Begin Material for this exercise

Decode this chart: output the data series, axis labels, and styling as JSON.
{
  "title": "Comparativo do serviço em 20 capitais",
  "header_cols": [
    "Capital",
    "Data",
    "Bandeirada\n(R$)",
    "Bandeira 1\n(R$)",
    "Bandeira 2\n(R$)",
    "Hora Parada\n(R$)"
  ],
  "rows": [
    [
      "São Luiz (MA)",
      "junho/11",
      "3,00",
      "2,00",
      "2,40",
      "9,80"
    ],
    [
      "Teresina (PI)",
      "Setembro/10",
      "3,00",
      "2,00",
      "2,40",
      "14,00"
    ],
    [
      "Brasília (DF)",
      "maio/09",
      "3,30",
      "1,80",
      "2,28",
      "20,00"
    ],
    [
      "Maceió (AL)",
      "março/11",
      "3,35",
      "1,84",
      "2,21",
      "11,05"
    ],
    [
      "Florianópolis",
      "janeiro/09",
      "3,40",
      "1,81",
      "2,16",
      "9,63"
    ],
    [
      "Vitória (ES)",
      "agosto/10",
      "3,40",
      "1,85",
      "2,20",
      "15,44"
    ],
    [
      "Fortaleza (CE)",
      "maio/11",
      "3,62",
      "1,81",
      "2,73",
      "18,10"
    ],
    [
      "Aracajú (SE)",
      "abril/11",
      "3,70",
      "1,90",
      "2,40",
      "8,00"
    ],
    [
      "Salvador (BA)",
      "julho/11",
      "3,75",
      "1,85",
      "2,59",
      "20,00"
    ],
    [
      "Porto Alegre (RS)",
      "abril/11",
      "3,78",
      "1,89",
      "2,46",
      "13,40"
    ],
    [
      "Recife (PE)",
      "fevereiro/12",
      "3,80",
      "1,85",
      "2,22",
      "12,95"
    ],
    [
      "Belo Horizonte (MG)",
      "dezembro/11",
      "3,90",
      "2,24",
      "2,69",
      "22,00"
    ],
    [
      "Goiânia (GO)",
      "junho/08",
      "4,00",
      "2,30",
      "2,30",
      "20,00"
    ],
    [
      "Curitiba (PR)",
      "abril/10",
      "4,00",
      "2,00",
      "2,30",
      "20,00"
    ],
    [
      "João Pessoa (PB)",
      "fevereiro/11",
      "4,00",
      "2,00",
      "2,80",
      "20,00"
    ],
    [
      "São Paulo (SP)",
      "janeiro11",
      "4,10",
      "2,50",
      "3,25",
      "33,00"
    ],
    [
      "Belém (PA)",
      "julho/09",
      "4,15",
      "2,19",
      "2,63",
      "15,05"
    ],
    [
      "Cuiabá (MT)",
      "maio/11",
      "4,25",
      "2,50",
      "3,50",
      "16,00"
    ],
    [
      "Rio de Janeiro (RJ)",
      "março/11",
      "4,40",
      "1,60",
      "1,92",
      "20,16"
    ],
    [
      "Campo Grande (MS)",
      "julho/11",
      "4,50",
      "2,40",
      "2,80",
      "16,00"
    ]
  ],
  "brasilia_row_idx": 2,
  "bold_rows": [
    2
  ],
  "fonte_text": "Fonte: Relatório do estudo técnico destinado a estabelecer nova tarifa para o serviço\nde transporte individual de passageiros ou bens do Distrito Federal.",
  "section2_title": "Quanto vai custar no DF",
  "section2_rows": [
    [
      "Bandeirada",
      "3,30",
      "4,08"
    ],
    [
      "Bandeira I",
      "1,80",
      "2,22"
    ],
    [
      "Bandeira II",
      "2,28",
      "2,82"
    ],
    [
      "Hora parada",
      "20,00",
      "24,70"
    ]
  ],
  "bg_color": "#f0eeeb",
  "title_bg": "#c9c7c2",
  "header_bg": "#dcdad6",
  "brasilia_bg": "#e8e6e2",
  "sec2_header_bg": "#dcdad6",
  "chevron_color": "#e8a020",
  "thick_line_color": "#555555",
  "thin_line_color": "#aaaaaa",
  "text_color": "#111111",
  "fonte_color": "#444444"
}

End Material for this exercise

**Required work**
From the listing above, extract all records word for word.

**Finished task**
Decode this chart: output the data series, axis labels, and styling as JSON.
{
  "title": "Comparativo do serviço em 20 capitais",
  "header_cols": [
    "Capital",
    "Data",
    "Bandeirada\n(R$)",
    "Bandeira 1\n(R$)",
    "Bandeira 2\n(R$)",
    "Hora Parada\n(R$)"
  ],
  "rows": [
    [
      "São Luiz (MA)",
      "junho/11",
      "3,00",
      "2,00",
      "2,40",
      "9,80"
    ],
    [
      "Teresina (PI)",
      "Setembro/10",
      "3,00",
      "2,00",
      "2,40",
      "14,00"
    ],
    [
      "Brasília (DF)",
      "maio/09",
      "3,30",
      "1,80",
      "2,28",
      "20,00"
    ],
    [
      "Maceió (AL)",
      "março/11",
      "3,35",
      "1,84",
      "2,21",
      "11,05"
    ],
    [
      "Florianópolis",
      "janeiro/09",
      "3,40",
      "1,81",
      "2,16",
      "9,63"
    ],
    [
      "Vitória (ES)",
      "agosto/10",
      "3,40",
      "1,85",
      "2,20",
      "15,44"
    ],
    [
      "Fortaleza (CE)",
      "maio/11",
      "3,62",
      "1,81",
      "2,73",
      "18,10"
    ],
    [
      "Aracajú (SE)",
      "abril/11",
      "3,70",
      "1,90",
      "2,40",
      "8,00"
    ],
    [
      "Salvador (BA)",
      "julho/11",
      "3,75",
      "1,85",
      "2,59",
      "20,00"
    ],
    [
      "Porto Alegre (RS)",
      "abril/11",
      "3,78",
      "1,89",
      "2,46",
      "13,40"
    ],
    [
      "Recife (PE)",
      "fevereiro/12",
      "3,80",
      "1,85",
      "2,22",
      "12,95"
    ],
    [
      "Belo Horizonte (MG)",
      "dezembro/11",
      "3,90",
      "2,24",
      "2,69",
      "22,00"
    ],
    [
      "Goiânia (GO)",
      "junho/08",
      "4,00",
      "2,30",
      "2,30",
      "20,00"
    ],
    [
      "Curitiba (PR)",
      "abril/10",
      "4,00",
      "2,00",
      "2,30",
      "20,00"
    ],
    [
      "João Pessoa (PB)",
      "fevereiro/11",
      "4,00",
      "2,00",
      "2,80",
      "20,00"
    ],
    [
      "São Paulo (SP)",
      "janeiro11",
      "4,10",
      "2,50",
      "3,25",
      "33,00"
    ],
    [
      "Belém (PA)",
      "julho/09",
      "4,15",
      "2,19",
      "2,63",
      "15,05"
    ],
    [
      "Cuiabá (MT)",
      "maio/11",
      "4,25",
      "2,50",
      "3,50",
      "16,00"
    ],
    [
      "Rio de Janeiro (RJ)",
      "março/11",
      "4,40",
      "1,60",
      "1,92",
      "20,16"
    ],
    [
      "Campo Grande (MS)",
      "julho/11",
      "4,50",
      "2,40",
      "2,80",
      "16,00"
    ]
  ],
  "brasilia_row_idx": 2,
  "bold_rows": [
    2
  ],
  "fonte_text": "Fonte: Relatório do estudo técnico destinado a estabelecer nova tarifa para o serviço\nde transporte individual de passageiros ou bens do Distrito Federal.",
  "section2_title": "Quanto vai custar no DF",
  "section2_rows": [
    [
      "Bandeirada",
      "3,30",
      "4,08"
    ],
    [
      "Bandeira I",
      "1,80",
      "2,22"
    ],
    [
      "Bandeira II",
      "2,28",
      "2,82"
    ],
    [
      "Hora parada",
      "20,00",
      "24,70"
    ]
  ],
  "bg_color": "#f0eeeb",
  "title_bg": "#c9c7c2",
  "header_bg": "#dcdad6",
  "brasilia_bg": "#e8e6e2",
  "sec2_header_bg": "#dcdad6",
  "chevron_color": "#e8a020",
  "thick_line_color": "#555555",
  "thin_line_color": "#aaaaaa",
  "text_color": "#111111",
  "fonte_color": "#444444"
}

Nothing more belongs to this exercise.